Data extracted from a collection
★ ★ ★ ★

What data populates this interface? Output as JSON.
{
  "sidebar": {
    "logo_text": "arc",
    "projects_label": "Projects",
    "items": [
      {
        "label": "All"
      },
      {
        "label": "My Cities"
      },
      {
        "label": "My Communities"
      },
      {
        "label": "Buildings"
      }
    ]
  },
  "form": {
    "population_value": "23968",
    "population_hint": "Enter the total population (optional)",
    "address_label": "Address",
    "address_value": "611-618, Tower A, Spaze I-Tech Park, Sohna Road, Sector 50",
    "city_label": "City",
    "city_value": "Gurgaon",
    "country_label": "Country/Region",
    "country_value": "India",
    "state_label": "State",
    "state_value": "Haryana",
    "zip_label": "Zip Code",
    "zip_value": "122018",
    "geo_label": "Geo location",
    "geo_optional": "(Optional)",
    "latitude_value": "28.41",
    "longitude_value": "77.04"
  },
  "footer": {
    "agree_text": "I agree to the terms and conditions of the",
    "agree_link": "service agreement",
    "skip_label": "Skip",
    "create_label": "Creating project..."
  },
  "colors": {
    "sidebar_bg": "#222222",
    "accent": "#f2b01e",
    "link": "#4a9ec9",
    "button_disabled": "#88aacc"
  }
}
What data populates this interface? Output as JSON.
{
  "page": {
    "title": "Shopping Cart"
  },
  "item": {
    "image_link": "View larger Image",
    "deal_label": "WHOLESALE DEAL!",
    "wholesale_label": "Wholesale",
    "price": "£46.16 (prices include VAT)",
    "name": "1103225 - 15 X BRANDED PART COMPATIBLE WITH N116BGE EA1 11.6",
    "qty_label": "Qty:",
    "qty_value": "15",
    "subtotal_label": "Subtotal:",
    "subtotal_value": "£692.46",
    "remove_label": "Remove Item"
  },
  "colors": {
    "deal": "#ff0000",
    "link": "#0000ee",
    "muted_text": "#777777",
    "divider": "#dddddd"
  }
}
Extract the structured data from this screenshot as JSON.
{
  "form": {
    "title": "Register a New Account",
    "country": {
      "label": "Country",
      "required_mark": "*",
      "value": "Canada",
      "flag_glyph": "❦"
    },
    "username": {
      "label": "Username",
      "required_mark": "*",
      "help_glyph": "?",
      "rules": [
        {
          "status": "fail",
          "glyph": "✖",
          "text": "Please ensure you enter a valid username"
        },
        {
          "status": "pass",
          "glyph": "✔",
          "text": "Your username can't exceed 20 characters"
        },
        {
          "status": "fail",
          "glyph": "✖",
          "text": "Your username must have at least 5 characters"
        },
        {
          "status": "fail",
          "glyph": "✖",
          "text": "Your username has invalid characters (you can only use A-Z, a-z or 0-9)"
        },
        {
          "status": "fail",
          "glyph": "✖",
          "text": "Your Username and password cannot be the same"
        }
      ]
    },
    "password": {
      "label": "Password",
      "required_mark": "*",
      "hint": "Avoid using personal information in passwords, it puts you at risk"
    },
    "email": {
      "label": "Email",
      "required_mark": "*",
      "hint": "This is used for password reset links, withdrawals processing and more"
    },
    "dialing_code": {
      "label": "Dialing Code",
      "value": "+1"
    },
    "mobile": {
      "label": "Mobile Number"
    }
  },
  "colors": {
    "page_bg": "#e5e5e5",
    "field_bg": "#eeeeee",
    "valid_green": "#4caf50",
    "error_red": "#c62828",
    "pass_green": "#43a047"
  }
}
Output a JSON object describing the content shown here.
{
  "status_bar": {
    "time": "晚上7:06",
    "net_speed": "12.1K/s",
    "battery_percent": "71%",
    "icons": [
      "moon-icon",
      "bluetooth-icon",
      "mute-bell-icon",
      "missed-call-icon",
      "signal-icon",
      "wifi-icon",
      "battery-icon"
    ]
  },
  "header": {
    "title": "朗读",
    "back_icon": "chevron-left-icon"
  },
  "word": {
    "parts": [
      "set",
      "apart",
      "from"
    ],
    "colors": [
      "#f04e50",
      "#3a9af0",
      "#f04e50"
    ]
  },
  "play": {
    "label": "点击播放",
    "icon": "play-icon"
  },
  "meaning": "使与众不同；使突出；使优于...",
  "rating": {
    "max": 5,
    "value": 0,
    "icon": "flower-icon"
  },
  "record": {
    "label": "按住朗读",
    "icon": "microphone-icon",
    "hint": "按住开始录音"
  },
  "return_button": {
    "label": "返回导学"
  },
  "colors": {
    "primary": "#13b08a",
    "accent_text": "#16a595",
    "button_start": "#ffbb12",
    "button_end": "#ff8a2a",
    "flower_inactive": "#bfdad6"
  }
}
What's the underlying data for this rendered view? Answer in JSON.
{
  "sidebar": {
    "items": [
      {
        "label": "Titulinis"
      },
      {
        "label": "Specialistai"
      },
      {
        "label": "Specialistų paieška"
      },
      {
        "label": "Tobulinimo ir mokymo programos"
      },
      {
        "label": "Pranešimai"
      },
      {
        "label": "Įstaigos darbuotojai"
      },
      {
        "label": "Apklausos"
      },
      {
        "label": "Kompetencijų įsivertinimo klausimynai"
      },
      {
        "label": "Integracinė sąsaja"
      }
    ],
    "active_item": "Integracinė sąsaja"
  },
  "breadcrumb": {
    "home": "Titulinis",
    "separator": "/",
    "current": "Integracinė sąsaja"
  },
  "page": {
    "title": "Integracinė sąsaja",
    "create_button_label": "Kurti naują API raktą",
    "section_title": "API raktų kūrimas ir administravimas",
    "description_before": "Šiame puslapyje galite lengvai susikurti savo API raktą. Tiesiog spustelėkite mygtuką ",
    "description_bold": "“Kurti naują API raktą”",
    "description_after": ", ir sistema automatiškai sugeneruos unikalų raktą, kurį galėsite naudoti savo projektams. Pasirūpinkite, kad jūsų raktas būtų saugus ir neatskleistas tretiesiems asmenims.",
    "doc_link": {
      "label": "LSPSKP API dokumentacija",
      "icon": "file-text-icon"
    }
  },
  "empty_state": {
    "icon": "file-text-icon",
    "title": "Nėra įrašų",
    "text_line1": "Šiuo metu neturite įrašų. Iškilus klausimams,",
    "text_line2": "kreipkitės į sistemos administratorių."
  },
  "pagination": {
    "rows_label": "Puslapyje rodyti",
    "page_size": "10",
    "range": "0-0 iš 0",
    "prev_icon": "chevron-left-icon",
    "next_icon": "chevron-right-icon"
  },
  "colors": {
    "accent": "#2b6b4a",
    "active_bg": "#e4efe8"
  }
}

★ ★ ★ ★

● **SET TASK**:
Each entry above needs to be retyped exactly.

● **TASK SOLUTION**:
What data populates this interface? Output as JSON.
{
  "sidebar": {
    "logo_text": "arc",
    "projects_label": "Projects",
    "items": [
      {
        "label": "All"
      },
      {
        "label": "My Cities"
      },
      {
        "label": "My Communities"
      },
      {
        "label": "Buildings"
      }
    ]
  },
  "form": {
    "population_value": "23968",
    "population_hint": "Enter the total population (optional)",
    "address_label": "Address",
    "address_value": "611-618, Tower A, Spaze I-Tech Park, Sohna Road, Sector 50",
    "city_label": "City",
    "city_value": "Gurgaon",
    "country_label": "Country/Region",
    "country_value": "India",
    "state_label": "State",
    "state_value": "Haryana",
    "zip_label": "Zip Code",
    "zip_value": "122018",
    "geo_label": "Geo location",
    "geo_optional": "(Optional)",
    "latitude_value": "28.41",
    "longitude_value": "77.04"
  },
  "footer": {
    "agree_text": "I agree to the terms and conditions of the",
    "agree_link": "service agreement",
    "skip_label": "Skip",
    "create_label": "Creating project..."
  },
  "colors": {
    "sidebar_bg": "#222222",
    "accent": "#f2b01e",
    "link": "#4a9ec9",
    "button_disabled": "#88aacc"
  }
}
What data populates this interface? Output as JSON.
{
  "page": {
    "title": "Shopping Cart"
  },
  "item": {
    "image_link": "View larger Image",
    "deal_label": "WHOLESALE DEAL!",
    "wholesale_label": "Wholesale",
    "price": "£46.16 (prices include VAT)",
    "name": "1103225 - 15 X BRANDED PART COMPATIBLE WITH N116BGE EA1 11.6",
    "qty_label": "Qty:",
    "qty_value": "15",
    "subtotal_label": "Subtotal:",
    "subtotal_value": "£692.46",
    "remove_label": "Remove Item"
  },
  "colors": {
    "deal": "#ff0000",
    "link": "#0000ee",
    "muted_text": "#777777",
    "divider": "#dddddd"
  }
}
Extract the structured data from this screenshot as JSON.
{
  "form": {
    "title": "Register a New Account",
    "country": {
      "label": "Country",
      "required_mark": "*",
      "value": "Canada",
      "flag_glyph": "❦"
    },
    "username": {
      "label": "Username",
      "required_mark": "*",
      "help_glyph": "?",
      "rules": [
        {
          "status": "fail",
          "glyph": "✖",
          "text": "Please ensure you enter a valid username"
        },
        {
          "status": "pass",
          "glyph": "✔",
          "text": "Your username can't exceed 20 characters"
        },
        {
          "status": "fail",
          "glyph": "✖",
          "text": "Your username must have at least 5 characters"
        },
        {
          "status": "fail",
          "glyph": "✖",
          "text": "Your username has invalid characters (you can only use A-Z, a-z or 0-9)"
        },
        {
          "status": "fail",
          "glyph": "✖",
          "text": "Your Username and password cannot be the same"
        }
      ]
    },
    "password": {
      "label": "Password",
      "required_mark": "*",
      "hint": "Avoid using personal information in passwords, it puts you at risk"
    },
    "email": {
      "label": "Email",
      "required_mark": "*",
      "hint": "This is used for password reset links, withdrawals processing and more"
    },
    "dialing_code": {
      "label": "Dialing Code",
      "value": "+1"
    },
    "mobile": {
      "label": "Mobile Number"
    }
  },
  "colors": {
    "page_bg": "#e5e5e5",
    "field_bg": "#eeeeee",
    "valid_green": "#4caf50",
    "error_red": "#c62828",
    "pass_green": "#43a047"
  }
}
Output a JSON object describing the content shown here.
{
  "status_bar": {
    "time": "晚上7:06",
    "net_speed": "12.1K/s",
    "battery_percent": "71%",
    "icons": [
      "moon-icon",
      "bluetooth-icon",
      "mute-bell-icon",
      "missed-call-icon",
      "signal-icon",
      "wifi-icon",
      "battery-icon"
    ]
  },
  "header": {
    "title": "朗读",
    "back_icon": "chevron-left-icon"
  },
  "word": {
    "parts": [
      "set",
      "apart",
      "from"
    ],
    "colors": [
      "#f04e50",
      "#3a9af0",
      "#f04e50"
    ]
  },
  "play": {
    "label": "点击播放",
    "icon": "play-icon"
  },
  "meaning": "使与众不同；使突出；使优于...",
  "rating": {
    "max": 5,
    "value": 0,
    "icon": "flower-icon"
  },
  "record": {
    "label": "按住朗读",
    "icon": "microphone-icon",
    "hint": "按住开始录音"
  },
  "return_button": {
    "label": "返回导学"
  },
  "colors": {
    "primary": "#13b08a",
    "accent_text": "#16a595",
    "button_start": "#ffbb12",
    "button_end": "#ff8a2a",
    "flower_inactive": "#bfdad6"
  }
}
What's the underlying data for this rendered view? Answer in JSON.
{
  "sidebar": {
    "items": [
      {
        "label": "Titulinis"
      },
      {
        "label": "Specialistai"
      },
      {
        "label": "Specialistų paieška"
      },
      {
        "label": "Tobulinimo ir mokymo programos"
      },
      {
        "label": "Pranešimai"
      },
      {
        "label": "Įstaigos darbuotojai"
      },
      {
        "label": "Apklausos"
      },
      {
        "label": "Kompetencijų įsivertinimo klausimynai"
      },
      {
        "label": "Integracinė sąsaja"
      }
    ],
    "active_item": "Integracinė sąsaja"
  },
  "breadcrumb": {
    "home": "Titulinis",
    "separator": "/",
    "current": "Integracinė sąsaja"
  },
  "page": {
    "title": "Integracinė sąsaja",
    "create_button_label": "Kurti naują API raktą",
    "section_title": "API raktų kūrimas ir administravimas",
    "description_before": "Šiame puslapyje galite lengvai susikurti savo API raktą. Tiesiog spustelėkite mygtuką ",
    "description_bold": "“Kurti naują API raktą”",
    "description_after": ", ir sistema automatiškai sugeneruos unikalų raktą, kurį galėsite naudoti savo projektams. Pasirūpinkite, kad jūsų raktas būtų saugus ir neatskleistas tretiesiems asmenims.",
    "doc_link": {
      "label": "LSPSKP API dokumentacija",
      "icon": "file-text-icon"
    }
  },
  "empty_state": {
    "icon": "file-text-icon",
    "title": "Nėra įrašų",
    "text_line1": "Šiuo metu neturite įrašų. Iškilus klausimams,",
    "text_line2": "kreipkitės į sistemos administratorių."
  },
  "pagination": {
    "rows_label": "Puslapyje rodyti",
    "page_size": "10",
    "range": "0-0 iš 0",
    "prev_icon": "chevron-left-icon",
    "next_icon": "chevron-right-icon"
  },
  "colors": {
    "accent": "#2b6b4a",
    "active_bg": "#e4efe8"
  }
}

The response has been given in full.